REQUIRED TASK A: Decide whether each statement agrees with the passage on Southern Ocean cooling and Antarctic ice sheets, answering yes or no and quoting the deciding words: (i) Surface waters in the Southern Ocean cooled by 7 degrees around 14 million years ago. (ii) After the cooling, the Antarctic ice sheets shrank. (iii) Amelia Shevenell was the lead author of the Science study.
REQUIRED TASK B: Resume the passage on Southern Ocean cooling and Antarctic ice sheets, starting after its last sentence.

Scientists have long recognized that the Southern Ocean and the development of Antarctic ice sheets play a major role in the evolution of Earth's present climate system. Only now have researchers been able to obtain a clearer picture of the relationship between high-latitude temperatures, global carbon cycling and the size of Antarctic ice sheets.

Southern Ocean temperature data exhibits a rapid 7 degree cooling of surface waters around 14 million years ago and suggests a strengthening of the Antarctic Circumpolar Current in response to changes in the geometry of Earth's orbits. As a result, Antarctica became increasingly isolated from tropical heat and moisture sources. Records of Antarctic ice volume indicate that following this cooling ice sheets expanded rapidly to near present-day size, which suggests that changes in the Southern Ocean directly influence the size of the Antarctic ice sheet.

UCSB researchers speculate that the climate system responded quickly to orbital variations because of generally low atmospheric carbon dioxide levels and plate tectonic changes north and south of Australia.

"Our study indicates that the sensitivity of Earth's climate system can shift rapidly when climate boundary conditions, such as atmospheric greenhouse gas levels or the configuration of the continents, change," said Amelia Shevenell, the lead author of the Science study and a Ph.D. candidate at UCSB.

INFORMATION SUPPLIED:
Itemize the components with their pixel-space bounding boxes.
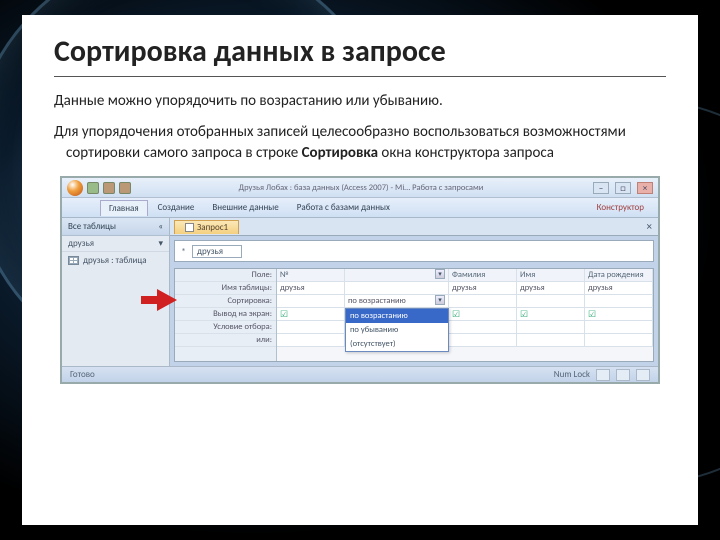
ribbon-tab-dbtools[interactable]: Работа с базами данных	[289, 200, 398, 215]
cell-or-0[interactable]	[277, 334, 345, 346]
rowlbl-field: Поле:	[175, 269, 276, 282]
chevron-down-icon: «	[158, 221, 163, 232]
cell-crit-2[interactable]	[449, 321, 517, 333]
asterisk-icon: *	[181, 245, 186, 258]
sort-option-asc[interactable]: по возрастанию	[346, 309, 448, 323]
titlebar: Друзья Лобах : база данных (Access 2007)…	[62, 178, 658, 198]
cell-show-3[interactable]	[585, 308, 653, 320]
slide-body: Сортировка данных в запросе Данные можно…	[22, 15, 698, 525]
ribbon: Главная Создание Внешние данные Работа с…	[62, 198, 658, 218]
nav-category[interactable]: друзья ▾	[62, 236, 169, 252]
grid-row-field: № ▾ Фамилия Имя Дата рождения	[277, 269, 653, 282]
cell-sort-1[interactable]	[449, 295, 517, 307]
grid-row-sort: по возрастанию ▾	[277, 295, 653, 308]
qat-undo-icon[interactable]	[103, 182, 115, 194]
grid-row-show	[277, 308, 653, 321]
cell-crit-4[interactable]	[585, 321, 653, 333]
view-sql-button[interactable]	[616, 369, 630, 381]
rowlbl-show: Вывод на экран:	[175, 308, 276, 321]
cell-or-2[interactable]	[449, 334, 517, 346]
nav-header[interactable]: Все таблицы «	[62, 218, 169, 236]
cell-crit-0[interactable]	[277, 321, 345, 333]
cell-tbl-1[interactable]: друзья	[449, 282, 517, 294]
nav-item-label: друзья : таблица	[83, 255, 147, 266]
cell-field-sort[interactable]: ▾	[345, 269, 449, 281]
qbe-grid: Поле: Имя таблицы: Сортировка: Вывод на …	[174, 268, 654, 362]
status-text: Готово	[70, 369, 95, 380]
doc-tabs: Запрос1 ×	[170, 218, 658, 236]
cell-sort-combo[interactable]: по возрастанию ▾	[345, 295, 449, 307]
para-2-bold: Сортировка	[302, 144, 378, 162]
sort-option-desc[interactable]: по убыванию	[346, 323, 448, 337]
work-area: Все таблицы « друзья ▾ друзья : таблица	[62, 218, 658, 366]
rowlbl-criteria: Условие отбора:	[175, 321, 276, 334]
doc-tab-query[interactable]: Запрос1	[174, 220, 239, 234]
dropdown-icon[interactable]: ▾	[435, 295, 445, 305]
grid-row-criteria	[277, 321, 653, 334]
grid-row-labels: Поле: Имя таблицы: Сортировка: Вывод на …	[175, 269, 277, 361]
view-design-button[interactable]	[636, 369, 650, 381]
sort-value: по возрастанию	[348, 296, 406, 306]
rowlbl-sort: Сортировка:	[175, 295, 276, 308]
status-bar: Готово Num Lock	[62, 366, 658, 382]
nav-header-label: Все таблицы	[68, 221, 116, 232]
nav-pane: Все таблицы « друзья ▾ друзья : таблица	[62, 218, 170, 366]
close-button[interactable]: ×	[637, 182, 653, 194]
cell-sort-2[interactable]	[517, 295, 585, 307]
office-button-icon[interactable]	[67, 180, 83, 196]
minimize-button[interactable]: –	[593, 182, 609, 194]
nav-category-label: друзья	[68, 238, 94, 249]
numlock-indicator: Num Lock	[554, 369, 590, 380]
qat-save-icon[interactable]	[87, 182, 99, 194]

EXPECTED OUTPUT A:
(i) Yes: "a rapid 7 degree cooling of surface waters around 14 million years ago"
(ii) No: "following this cooling ice sheets expanded rapidly to near present-day size"
(iii) Yes: "Amelia Shevenell, the lead author of the Science study"

EXPECTED OUTPUT B:
"Our results suggest that scientifically it is somewhat incidental whether these boundary conditions are altered via natural or human-induced processes," she said. "If the boundary conditions change, we should expect Earth's climate system to respond."

Shevenell and co-authors Jim Kennett and David Lea, both professors of Geological Sciences at UCSB, developed the records of Southern Ocean sea surface temperature change, Antarctic ice volume, and global carbon cycling by measuring chemical changes in the fossilized skeletal remains of marine plankton contained in deep-sea sediments. Shevenell and Kennett collected these sediments south of Tasmania when they sailed as scientists on the Ocean Drilling Program's drill ship, the JOIDES Resolution.

This research was supported by the National Science Foundation and Joint Oceanographic Institutes.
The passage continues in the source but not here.